● Given problem 1: Write out the records' lines word for word, starting at the line that contains "entry-fee-icon (35, 432, 119, 503)" and stopping after the line that contains "coin-flip-button[interactable]: 1 (1468, 10, 1550, 86)".

● Source passage:
○ ○ ○ ○

Matte Screen Protector

As much as I love my iPad, one of the few things I really dislike about it has always been the glossy screen. It looks great but it’s highly susceptible to both finger prints and glare. It was a poor choice for usability, and here’s why.

Touch screen devices are meant to be touched with fingers. Bodies naturally produce oils, so the natural state of your finger is to be slightly oily. Obviously this means that the screen is going to be exposed to lots of oils through normal use. This isn’t so much an issue on devices you put in your pocket like the iPhone or iPod because typically these devices are put into a pocket between uses. The device moving around in your pocket will naturally buff off any oily residue on the screen. This isn’t the case with the larger screened devices though.

The iPad is too big for a pocket, and it’s designed to be used for longer sustained times. So what can be done about the oils that get on the screen for the iPad? Well, there’s the Smart Cover, which buffs some of the oil off of most of the screen and leaves giant lines running down other parts of it.

Another option is to just keep a cleaning rag with you where ever you go. I wear glasses so I tend to have one handy with me anyway. This approach works pretty well. Aside from the fact that you look like a maniac trying to clean your device before using it.

○ ○ ○ ○

● Given problem 2: Reproduce the passage about the glossy iPad screen word for word, beginning at the words "Touch screen devices" and stopping after "screened devices though.".

● Records shown:
○ ○ ○ ○

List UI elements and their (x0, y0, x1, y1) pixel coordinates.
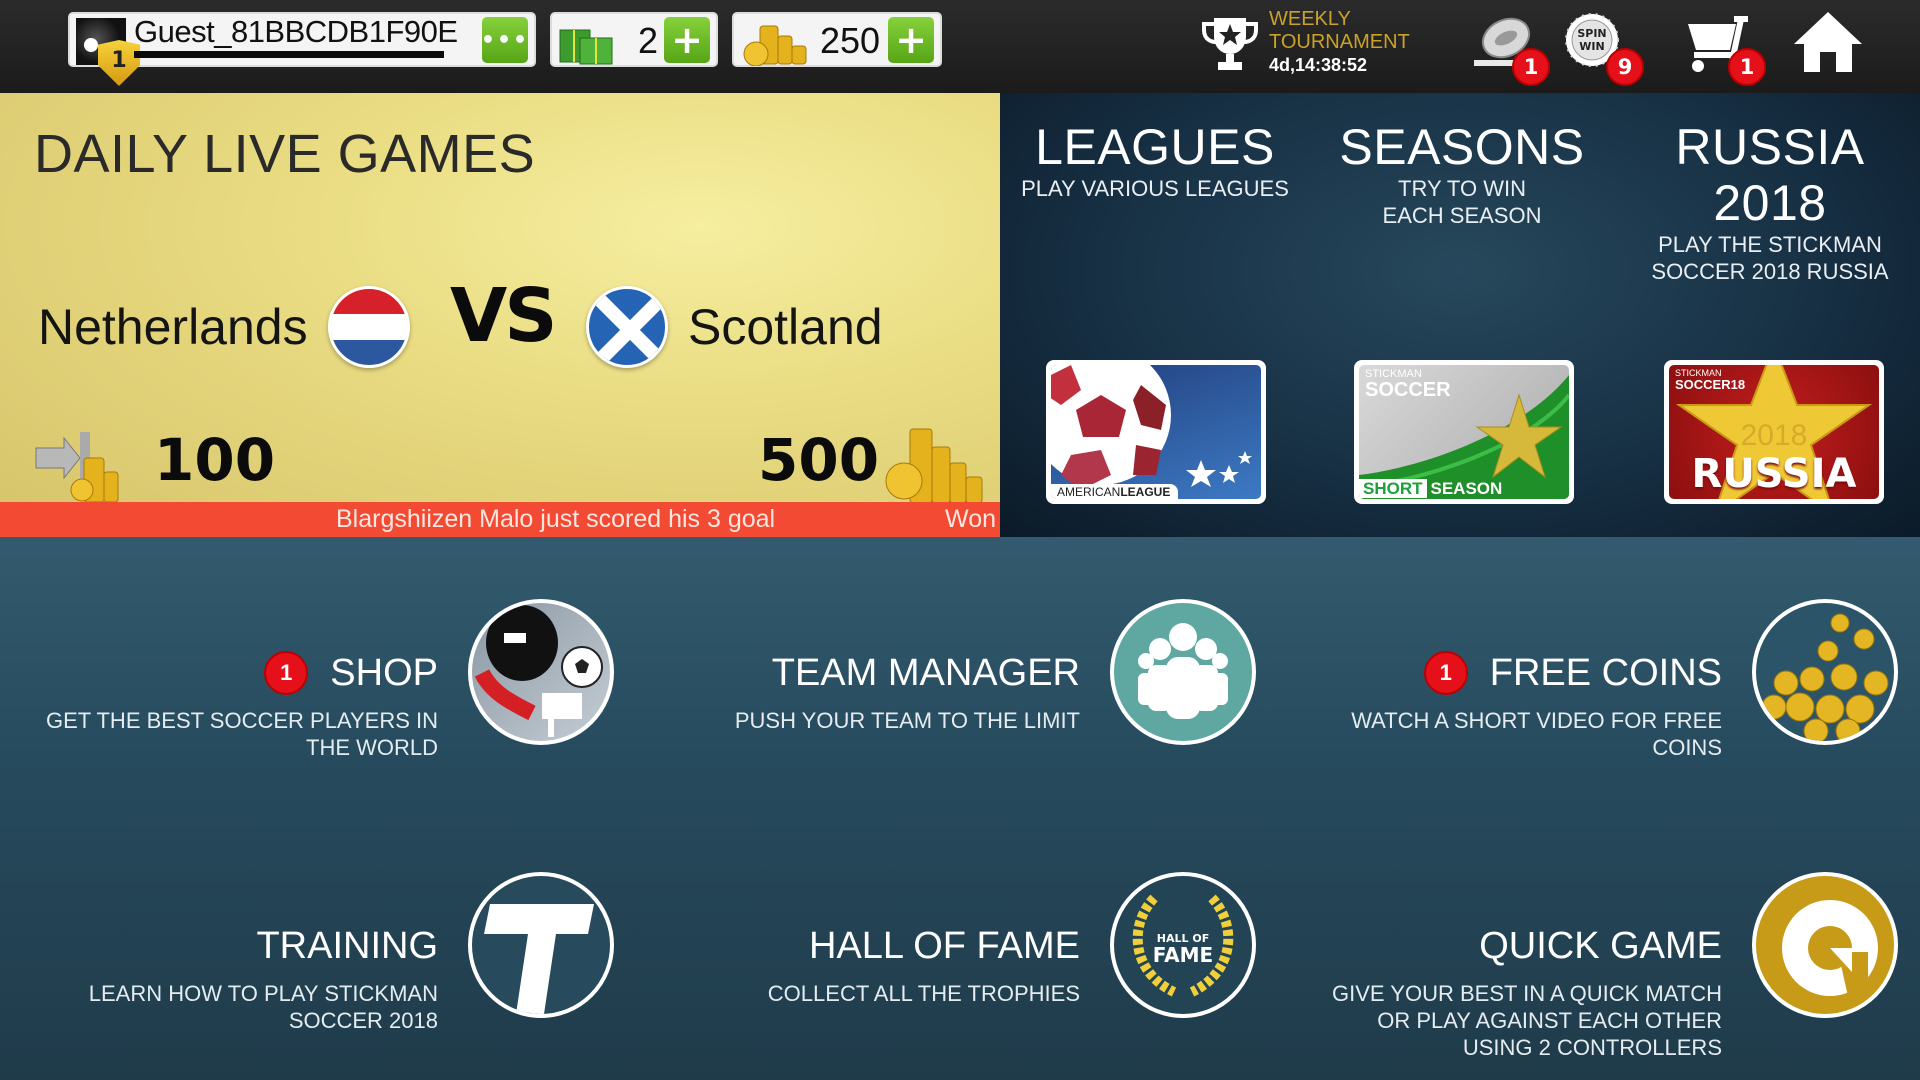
entry-fee-icon (35, 432, 119, 503)
ticker-message: Blargshiizen Malo just scored his 3 goal (336, 505, 776, 533)
card-label: SHORT SEASON (1359, 479, 1502, 499)
ticker-status: Won (945, 505, 996, 533)
level-value: 1 (111, 47, 127, 73)
menu-title: HALL OF FAME (809, 925, 1080, 967)
menu-item-free-coins[interactable]: 1 FREE COINS WATCH A SHORT VIDEO FOR FREE… (1284, 597, 1920, 797)
cash-panel: 2 + (550, 12, 718, 67)
win-label: WIN (1579, 40, 1604, 53)
coin-flip-button[interactable]: 1 (1468, 10, 1550, 86)
daily-live-games-panel[interactable]: DAILY LIVE GAMES Netherlands VS Scotland… (0, 93, 1000, 537)
russia-2018-card[interactable]: STICKMAN SOCCER18 2018 RUSSIA (1664, 360, 1884, 504)
coins-shower-icon (1752, 599, 1898, 745)
mode-subtitle: PLAY THE STICKMAN SOCCER 2018 RUSSIA (1651, 232, 1889, 284)
menu-item-training[interactable]: TRAINING LEARN HOW TO PLAY STICKMAN SOCC… (0, 870, 640, 1070)
soccer-ball-icon (1051, 365, 1252, 490)
menu-subtitle: PUSH YOUR TEAM TO THE LIMIT (734, 708, 1080, 733)
netherlands-flag-icon (328, 286, 410, 368)
card-brand: STICKMAN SOCCER18 (1675, 368, 1746, 392)
add-coins-button[interactable]: + (888, 17, 934, 63)
cart-badge: 1 (1728, 48, 1766, 86)
game-modes-panel: LEAGUES PLAY VARIOUS LEAGUES SEASONS TRY… (1000, 93, 1920, 537)
menu-title: TEAM MANAGER (771, 652, 1080, 694)
shop-badge: 1 (264, 651, 309, 695)
home-icon (1794, 12, 1862, 72)
profile-more-button[interactable]: ••• (481, 17, 528, 63)
card-year: 2018 (1740, 419, 1808, 452)
spin-win-badge: 9 (1606, 48, 1644, 86)
main-menu-screen: 1 Guest_81BBCDB1F90E ••• 2 + 250 + WEEKL… (0, 0, 1920, 1080)
menu-subtitle: GIVE YOUR BEST IN A QUICK MATCH OR PLAY … (1332, 981, 1722, 1060)
prize-coins-icon (885, 428, 983, 503)
menu-subtitle: GET THE BEST SOCCER PLAYERS IN THE WORLD (45, 708, 438, 760)
add-cash-button[interactable]: + (664, 17, 710, 63)
training-icon (468, 872, 614, 1018)
menu-title: SHOP (330, 652, 438, 694)
menu-item-shop[interactable]: 1 SHOP GET THE BEST SOCCER PLAYERS IN THE… (0, 597, 640, 797)
mode-title: LEAGUES (1035, 119, 1275, 175)
scotland-flag-icon (586, 286, 668, 368)
profile-panel[interactable]: 1 Guest_81BBCDB1F90E ••• (68, 12, 536, 86)
coin-stack-icon (743, 25, 807, 66)
live-ticker: Blargshiizen Malo just scored his 3 goal… (0, 502, 1000, 537)
tournament-timer: 4d,14:38:52 (1269, 55, 1368, 75)
weekly-label: WEEKLY (1269, 8, 1351, 30)
menu-item-team-manager[interactable]: TEAM MANAGER PUSH YOUR TEAM TO THE LIMIT (642, 597, 1282, 797)
team-icon (1110, 599, 1256, 745)
away-team-name: Scotland (688, 299, 883, 355)
vs-label: VS (450, 273, 558, 359)
card-label: RUSSIA (1691, 451, 1857, 497)
menu-item-quick-game[interactable]: QUICK GAME GIVE YOUR BEST IN A QUICK MAT… (1284, 870, 1920, 1070)
menu-title: QUICK GAME (1479, 925, 1722, 967)
username: Guest_81BBCDB1F90E (134, 14, 458, 49)
top-bar: 1 Guest_81BBCDB1F90E ••• 2 + 250 + WEEKL… (0, 0, 1920, 93)
card-brand: STICKMAN SOCCER (1365, 368, 1451, 401)
entry-fee-value: 100 (154, 426, 276, 494)
short-season-card[interactable]: STICKMAN SOCCER SHORT SEASON (1354, 360, 1574, 504)
spin-win-button[interactable]: SPIN WIN 9 (1562, 10, 1644, 86)
mode-russia-2018[interactable]: RUSSIA 2018 PLAY THE STICKMAN SOCCER 201… (1615, 119, 1920, 285)
menu-subtitle: LEARN HOW TO PLAY STICKMAN SOCCER 2018 (88, 981, 438, 1033)
coins-panel: 250 + (732, 12, 942, 67)
menu-title: FREE COINS (1489, 652, 1722, 694)
prize-value: 500 (758, 426, 880, 494)
mode-title: SEASONS (1339, 119, 1585, 175)
cash-stack-icon (559, 29, 613, 65)
mode-seasons[interactable]: SEASONS TRY TO WIN EACH SEASON (1307, 119, 1617, 229)
xp-progress-bar (134, 51, 444, 58)
hof-icon-line2: FAME (1153, 943, 1213, 967)
daily-title: DAILY LIVE GAMES (34, 124, 536, 184)
mode-leagues[interactable]: LEAGUES PLAY VARIOUS LEAGUES (1000, 119, 1310, 202)
tournament-label: TOURNAMENT (1269, 31, 1410, 53)
coin-flip-badge: 1 (1512, 48, 1550, 86)
home-button[interactable] (1792, 10, 1864, 78)
cash-value: 2 (638, 20, 659, 61)
home-team-name: Netherlands (38, 299, 308, 355)
main-menu-grid: 1 SHOP GET THE BEST SOCCER PLAYERS IN THE… (0, 537, 1920, 1080)
quick-game-icon (1752, 872, 1898, 1018)
trophy-icon[interactable] (1200, 14, 1260, 74)
american-league-card[interactable]: AMERICANLEAGUE (1046, 360, 1266, 504)
mode-subtitle: TRY TO WIN EACH SEASON (1382, 176, 1542, 228)
mode-subtitle: PLAY VARIOUS LEAGUES (1021, 176, 1289, 201)
shop-icon (468, 599, 614, 745)
mode-title: RUSSIA 2018 (1675, 119, 1865, 231)
cart-button[interactable]: 1 (1684, 10, 1766, 86)
menu-item-hall-of-fame[interactable]: HALL OF FAME COLLECT ALL THE TROPHIES HA… (642, 870, 1282, 1070)
weekly-tournament[interactable]: WEEKLY TOURNAMENT 4d,14:38:52 (1269, 8, 1410, 77)
spin-label: SPIN (1577, 27, 1606, 40)
laurel-wreath-icon: HALL OF FAME (1110, 872, 1256, 1018)
menu-subtitle: COLLECT ALL THE TROPHIES (767, 981, 1080, 1006)
menu-title: TRAINING (256, 925, 438, 967)
free-coins-badge: 1 (1423, 651, 1468, 695)
card-label: AMERICANLEAGUE (1051, 484, 1179, 499)
coins-value: 250 (820, 20, 881, 61)
menu-subtitle: WATCH A SHORT VIDEO FOR FREE COINS (1351, 708, 1722, 760)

○ ○ ○ ○

● Finished answer 1:
entry-fee-icon (35, 432, 119, 503)
ticker-message: Blargshiizen Malo just scored his 3 goal (336, 505, 776, 533)
card-label: SHORT SEASON (1359, 479, 1502, 499)
ticker-status: Won (945, 505, 996, 533)
level-value: 1 (111, 47, 127, 73)
menu-title: HALL OF FAME (809, 925, 1080, 967)
menu-item-free-coins[interactable]: 1 FREE COINS WATCH A SHORT VIDEO FOR FREE… (1284, 597, 1920, 797)
cash-panel: 2 + (550, 12, 718, 67)
win-label: WIN (1579, 40, 1604, 53)
coin-flip-button[interactable]: 1 (1468, 10, 1550, 86)

● Finished answer 2:
Touch screen devices are meant to be touched with fingers. Bodies naturally produce oils, so the natural state of your finger is to be slightly oily. Obviously this means that the screen is going to be exposed to lots of oils through normal use. This isn’t so much an issue on devices you put in your pocket like the iPhone or iPod because typically these devices are put into a pocket between uses. The device moving around in your pocket will naturally buff off any oily residue on the screen. This isn’t the case with the larger screened devices though.